DATASET EXCERPTS -
..............................

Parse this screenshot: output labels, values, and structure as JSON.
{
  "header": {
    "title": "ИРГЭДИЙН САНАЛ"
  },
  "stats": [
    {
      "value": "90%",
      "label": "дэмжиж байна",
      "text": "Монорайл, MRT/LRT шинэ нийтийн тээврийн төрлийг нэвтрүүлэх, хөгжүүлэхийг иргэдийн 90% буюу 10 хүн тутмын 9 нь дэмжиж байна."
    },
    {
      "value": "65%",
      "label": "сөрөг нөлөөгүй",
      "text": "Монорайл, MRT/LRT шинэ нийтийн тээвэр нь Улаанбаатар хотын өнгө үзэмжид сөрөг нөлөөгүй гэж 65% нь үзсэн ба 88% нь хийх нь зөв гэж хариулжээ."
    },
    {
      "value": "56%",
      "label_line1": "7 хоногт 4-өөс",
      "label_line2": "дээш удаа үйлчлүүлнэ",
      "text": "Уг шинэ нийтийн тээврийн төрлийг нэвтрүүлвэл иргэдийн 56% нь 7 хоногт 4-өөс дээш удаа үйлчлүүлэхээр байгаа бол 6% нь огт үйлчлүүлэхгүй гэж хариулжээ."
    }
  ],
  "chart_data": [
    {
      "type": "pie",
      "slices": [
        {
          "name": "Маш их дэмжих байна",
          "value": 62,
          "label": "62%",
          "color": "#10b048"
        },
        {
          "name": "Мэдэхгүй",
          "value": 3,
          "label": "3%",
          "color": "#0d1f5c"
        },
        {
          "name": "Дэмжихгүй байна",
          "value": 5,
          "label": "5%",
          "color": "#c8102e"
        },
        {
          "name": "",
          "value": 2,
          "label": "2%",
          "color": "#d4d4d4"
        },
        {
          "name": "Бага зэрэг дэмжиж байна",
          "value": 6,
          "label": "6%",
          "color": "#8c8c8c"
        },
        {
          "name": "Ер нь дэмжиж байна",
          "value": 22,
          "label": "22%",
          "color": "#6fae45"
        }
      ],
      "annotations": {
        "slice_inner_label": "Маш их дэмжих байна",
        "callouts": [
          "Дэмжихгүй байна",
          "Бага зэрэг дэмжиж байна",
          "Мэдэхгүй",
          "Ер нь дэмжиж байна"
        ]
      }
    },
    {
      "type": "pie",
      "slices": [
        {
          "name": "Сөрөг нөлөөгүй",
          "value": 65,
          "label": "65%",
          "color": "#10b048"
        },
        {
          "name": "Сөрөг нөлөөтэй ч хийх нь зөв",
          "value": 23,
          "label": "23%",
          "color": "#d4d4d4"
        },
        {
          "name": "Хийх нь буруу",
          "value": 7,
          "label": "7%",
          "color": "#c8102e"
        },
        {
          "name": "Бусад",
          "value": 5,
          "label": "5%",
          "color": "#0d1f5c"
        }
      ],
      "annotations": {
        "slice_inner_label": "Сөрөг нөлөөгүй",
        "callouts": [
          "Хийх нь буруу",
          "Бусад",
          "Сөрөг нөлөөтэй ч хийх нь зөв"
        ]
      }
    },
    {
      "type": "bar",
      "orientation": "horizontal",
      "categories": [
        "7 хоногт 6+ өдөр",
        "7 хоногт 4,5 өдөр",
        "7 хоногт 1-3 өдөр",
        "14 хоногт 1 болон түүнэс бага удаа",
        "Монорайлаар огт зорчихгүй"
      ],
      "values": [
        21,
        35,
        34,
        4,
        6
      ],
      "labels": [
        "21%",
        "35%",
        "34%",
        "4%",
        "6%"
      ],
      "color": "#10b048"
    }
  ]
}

..............................

GOAL OF THE EXERCISE -
Go through the material above line by line and copy it exactly.

WRITTEN ANSWER -
Parse this screenshot: output labels, values, and structure as JSON.
{
  "header": {
    "title": "ИРГЭДИЙН САНАЛ"
  },
  "stats": [
    {
      "value": "90%",
      "label": "дэмжиж байна",
      "text": "Монорайл, MRT/LRT шинэ нийтийн тээврийн төрлийг нэвтрүүлэх, хөгжүүлэхийг иргэдийн 90% буюу 10 хүн тутмын 9 нь дэмжиж байна."
    },
    {
      "value": "65%",
      "label": "сөрөг нөлөөгүй",
      "text": "Монорайл, MRT/LRT шинэ нийтийн тээвэр нь Улаанбаатар хотын өнгө үзэмжид сөрөг нөлөөгүй гэж 65% нь үзсэн ба 88% нь хийх нь зөв гэж хариулжээ."
    },
    {
      "value": "56%",
      "label_line1": "7 хоногт 4-өөс",
      "label_line2": "дээш удаа үйлчлүүлнэ",
      "text": "Уг шинэ нийтийн тээврийн төрлийг нэвтрүүлвэл иргэдийн 56% нь 7 хоногт 4-өөс дээш удаа үйлчлүүлэхээр байгаа бол 6% нь огт үйлчлүүлэхгүй гэж хариулжээ."
    }
  ],
  "chart_data": [
    {
      "type": "pie",
      "slices": [
        {
          "name": "Маш их дэмжих байна",
          "value": 62,
          "label": "62%",
          "color": "#10b048"
        },
        {
          "name": "Мэдэхгүй",
          "value": 3,
          "label": "3%",
          "color": "#0d1f5c"
        },
        {
          "name": "Дэмжихгүй байна",
          "value": 5,
          "label": "5%",
          "color": "#c8102e"
        },
        {
          "name": "",
          "value": 2,
          "label": "2%",
          "color": "#d4d4d4"
        },
        {
          "name": "Бага зэрэг дэмжиж байна",
          "value": 6,
          "label": "6%",
          "color": "#8c8c8c"
        },
        {
          "name": "Ер нь дэмжиж байна",
          "value": 22,
          "label": "22%",
          "color": "#6fae45"
        }
      ],
      "annotations": {
        "slice_inner_label": "Маш их дэмжих байна",
        "callouts": [
          "Дэмжихгүй байна",
          "Бага зэрэг дэмжиж байна",
          "Мэдэхгүй",
          "Ер нь дэмжиж байна"
        ]
      }
    },
    {
      "type": "pie",
      "slices": [
        {
          "name": "Сөрөг нөлөөгүй",
          "value": 65,
          "label": "65%",
          "color": "#10b048"
        },
        {
          "name": "Сөрөг нөлөөтэй ч хийх нь зөв",
          "value": 23,
          "label": "23%",
          "color": "#d4d4d4"
        },
        {
          "name": "Хийх нь буруу",
          "value": 7,
          "label": "7%",
          "color": "#c8102e"
        },
        {
          "name": "Бусад",
          "value": 5,
          "label": "5%",
          "color": "#0d1f5c"
        }
      ],
      "annotations": {
        "slice_inner_label": "Сөрөг нөлөөгүй",
        "callouts": [
          "Хийх нь буруу",
          "Бусад",
          "Сөрөг нөлөөтэй ч хийх нь зөв"
        ]
      }
    },
    {
      "type": "bar",
      "orientation": "horizontal",
      "categories": [
        "7 хоногт 6+ өдөр",
        "7 хоногт 4,5 өдөр",
        "7 хоногт 1-3 өдөр",
        "14 хоногт 1 болон түүнэс бага удаа",
        "Монорайлаар огт зорчихгүй"
      ],
      "values": [
        21,
        35,
        34,
        4,
        6
      ],
      "labels": [
        "21%",
        "35%",
        "34%",
        "4%",
        "6%"
      ],
      "color": "#10b048"
    }
  ]
}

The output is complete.